-------- Information provided --------

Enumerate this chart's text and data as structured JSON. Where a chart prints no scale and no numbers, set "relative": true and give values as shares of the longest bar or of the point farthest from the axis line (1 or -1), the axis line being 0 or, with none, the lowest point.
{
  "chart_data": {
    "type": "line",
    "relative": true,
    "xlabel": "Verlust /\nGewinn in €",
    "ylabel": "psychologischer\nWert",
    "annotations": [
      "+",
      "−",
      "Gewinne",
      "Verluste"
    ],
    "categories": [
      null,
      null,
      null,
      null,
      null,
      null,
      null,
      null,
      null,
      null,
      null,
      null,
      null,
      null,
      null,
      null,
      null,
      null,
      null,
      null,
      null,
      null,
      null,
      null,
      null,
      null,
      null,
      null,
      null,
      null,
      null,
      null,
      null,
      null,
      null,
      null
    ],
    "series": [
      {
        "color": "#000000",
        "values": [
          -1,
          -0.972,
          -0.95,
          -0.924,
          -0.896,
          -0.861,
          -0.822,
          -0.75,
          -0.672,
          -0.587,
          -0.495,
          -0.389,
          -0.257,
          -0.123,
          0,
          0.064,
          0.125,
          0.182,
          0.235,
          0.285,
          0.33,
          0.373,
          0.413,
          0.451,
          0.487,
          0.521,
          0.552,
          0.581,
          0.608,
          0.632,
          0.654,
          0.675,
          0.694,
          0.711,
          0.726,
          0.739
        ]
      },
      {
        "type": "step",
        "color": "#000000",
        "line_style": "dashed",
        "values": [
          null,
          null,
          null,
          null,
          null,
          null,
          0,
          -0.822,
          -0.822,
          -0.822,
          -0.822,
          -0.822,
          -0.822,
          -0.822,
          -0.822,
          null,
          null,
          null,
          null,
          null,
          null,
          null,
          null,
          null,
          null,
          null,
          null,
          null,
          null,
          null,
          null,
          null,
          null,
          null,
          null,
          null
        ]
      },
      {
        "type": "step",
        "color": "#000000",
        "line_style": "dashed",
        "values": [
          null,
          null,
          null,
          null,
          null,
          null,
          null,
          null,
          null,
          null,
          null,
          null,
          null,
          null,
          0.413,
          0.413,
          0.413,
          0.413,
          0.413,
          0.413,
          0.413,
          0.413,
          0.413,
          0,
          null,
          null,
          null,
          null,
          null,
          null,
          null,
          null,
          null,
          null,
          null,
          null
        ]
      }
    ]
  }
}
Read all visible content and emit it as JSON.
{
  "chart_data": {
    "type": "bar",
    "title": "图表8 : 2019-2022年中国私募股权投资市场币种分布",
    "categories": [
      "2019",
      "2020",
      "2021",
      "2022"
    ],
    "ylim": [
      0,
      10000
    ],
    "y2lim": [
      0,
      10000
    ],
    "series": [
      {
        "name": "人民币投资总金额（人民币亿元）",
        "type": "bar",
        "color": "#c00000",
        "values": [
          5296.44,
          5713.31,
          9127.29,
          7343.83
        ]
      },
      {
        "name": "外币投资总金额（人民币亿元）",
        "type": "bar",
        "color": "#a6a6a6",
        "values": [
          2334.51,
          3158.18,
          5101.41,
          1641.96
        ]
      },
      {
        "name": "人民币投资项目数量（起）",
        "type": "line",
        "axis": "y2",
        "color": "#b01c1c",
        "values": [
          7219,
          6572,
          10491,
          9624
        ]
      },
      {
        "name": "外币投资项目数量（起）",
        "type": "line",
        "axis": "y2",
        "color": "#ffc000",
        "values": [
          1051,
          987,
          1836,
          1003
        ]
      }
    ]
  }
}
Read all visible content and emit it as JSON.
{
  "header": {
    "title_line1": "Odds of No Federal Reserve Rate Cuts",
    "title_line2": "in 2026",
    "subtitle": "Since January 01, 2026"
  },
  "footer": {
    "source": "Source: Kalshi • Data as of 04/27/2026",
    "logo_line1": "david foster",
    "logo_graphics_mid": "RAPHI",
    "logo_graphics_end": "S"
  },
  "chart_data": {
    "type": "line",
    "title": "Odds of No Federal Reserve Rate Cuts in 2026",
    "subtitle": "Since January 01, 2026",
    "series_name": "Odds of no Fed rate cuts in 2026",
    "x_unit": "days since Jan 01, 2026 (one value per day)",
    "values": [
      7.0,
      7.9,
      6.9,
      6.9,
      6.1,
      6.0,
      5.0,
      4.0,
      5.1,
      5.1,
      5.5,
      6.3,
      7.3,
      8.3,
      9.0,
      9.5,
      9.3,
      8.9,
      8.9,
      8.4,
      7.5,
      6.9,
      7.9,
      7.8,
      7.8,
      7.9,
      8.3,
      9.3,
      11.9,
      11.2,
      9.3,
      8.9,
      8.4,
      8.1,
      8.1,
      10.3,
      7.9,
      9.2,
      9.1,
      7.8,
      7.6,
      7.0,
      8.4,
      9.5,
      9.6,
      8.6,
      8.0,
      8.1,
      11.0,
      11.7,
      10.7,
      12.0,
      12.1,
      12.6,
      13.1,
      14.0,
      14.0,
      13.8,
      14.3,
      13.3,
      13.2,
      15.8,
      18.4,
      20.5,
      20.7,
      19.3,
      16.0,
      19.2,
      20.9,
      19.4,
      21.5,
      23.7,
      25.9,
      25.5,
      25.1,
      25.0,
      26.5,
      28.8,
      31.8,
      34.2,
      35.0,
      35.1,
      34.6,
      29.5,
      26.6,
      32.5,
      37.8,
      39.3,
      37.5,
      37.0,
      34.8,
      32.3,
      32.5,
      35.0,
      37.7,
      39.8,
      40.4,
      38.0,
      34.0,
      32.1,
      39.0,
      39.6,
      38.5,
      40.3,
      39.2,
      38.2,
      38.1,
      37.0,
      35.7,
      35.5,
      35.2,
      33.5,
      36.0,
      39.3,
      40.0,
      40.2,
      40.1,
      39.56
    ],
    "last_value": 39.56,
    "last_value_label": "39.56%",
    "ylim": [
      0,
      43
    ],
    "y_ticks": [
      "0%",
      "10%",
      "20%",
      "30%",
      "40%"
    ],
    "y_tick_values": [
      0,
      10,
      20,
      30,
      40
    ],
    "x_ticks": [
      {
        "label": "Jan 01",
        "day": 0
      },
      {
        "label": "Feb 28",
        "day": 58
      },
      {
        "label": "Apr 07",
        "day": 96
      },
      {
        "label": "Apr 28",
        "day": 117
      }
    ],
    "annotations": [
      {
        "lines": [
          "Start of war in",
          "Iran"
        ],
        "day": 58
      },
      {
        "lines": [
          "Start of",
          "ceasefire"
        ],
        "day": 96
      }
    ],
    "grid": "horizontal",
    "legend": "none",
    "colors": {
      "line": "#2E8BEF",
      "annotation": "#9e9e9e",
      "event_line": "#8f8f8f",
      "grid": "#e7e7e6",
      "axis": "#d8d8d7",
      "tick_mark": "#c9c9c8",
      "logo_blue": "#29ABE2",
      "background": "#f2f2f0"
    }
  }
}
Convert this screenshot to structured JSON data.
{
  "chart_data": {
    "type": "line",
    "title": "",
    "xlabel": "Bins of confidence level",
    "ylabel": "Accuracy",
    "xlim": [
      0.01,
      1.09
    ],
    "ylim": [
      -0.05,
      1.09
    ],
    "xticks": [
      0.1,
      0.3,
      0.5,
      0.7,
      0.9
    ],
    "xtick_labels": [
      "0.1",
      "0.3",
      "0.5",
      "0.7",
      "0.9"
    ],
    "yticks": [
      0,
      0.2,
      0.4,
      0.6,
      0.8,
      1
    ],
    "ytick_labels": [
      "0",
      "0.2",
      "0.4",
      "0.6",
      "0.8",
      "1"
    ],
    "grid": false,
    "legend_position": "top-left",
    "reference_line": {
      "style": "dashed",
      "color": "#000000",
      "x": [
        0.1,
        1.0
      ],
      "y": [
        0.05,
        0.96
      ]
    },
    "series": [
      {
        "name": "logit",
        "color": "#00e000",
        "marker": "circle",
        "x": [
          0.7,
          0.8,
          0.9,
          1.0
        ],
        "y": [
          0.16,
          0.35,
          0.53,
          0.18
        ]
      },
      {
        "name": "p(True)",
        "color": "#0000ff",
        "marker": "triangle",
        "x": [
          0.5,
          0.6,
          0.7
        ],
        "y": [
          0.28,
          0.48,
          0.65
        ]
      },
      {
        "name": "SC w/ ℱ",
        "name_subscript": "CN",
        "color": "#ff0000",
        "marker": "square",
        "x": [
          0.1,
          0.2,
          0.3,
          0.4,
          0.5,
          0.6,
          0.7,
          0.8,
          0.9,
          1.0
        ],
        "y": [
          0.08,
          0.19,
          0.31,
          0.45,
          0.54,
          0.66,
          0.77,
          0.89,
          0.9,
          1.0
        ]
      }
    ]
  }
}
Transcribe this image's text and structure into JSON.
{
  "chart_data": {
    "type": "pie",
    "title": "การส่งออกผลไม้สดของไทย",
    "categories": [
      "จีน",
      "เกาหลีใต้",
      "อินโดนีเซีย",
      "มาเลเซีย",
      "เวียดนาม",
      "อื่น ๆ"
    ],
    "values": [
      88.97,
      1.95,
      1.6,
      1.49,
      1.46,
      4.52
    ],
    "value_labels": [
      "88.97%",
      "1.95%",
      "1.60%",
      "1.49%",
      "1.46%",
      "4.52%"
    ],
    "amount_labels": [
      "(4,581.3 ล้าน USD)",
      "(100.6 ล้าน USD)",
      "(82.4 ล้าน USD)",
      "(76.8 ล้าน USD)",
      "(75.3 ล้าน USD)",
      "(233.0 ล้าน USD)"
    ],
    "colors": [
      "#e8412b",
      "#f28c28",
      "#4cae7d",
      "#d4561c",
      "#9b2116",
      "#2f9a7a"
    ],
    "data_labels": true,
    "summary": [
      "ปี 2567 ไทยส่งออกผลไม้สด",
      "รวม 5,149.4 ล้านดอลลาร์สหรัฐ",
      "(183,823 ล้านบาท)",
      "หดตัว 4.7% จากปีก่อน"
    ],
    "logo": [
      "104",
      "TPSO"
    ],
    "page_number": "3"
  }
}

--------

Written exercise => Read the lines above. Gather those in which the string "grid" is found.

Exercise response =>
    "grid": "horizontal",
      "grid": "#e7e7e6",
    "grid": false,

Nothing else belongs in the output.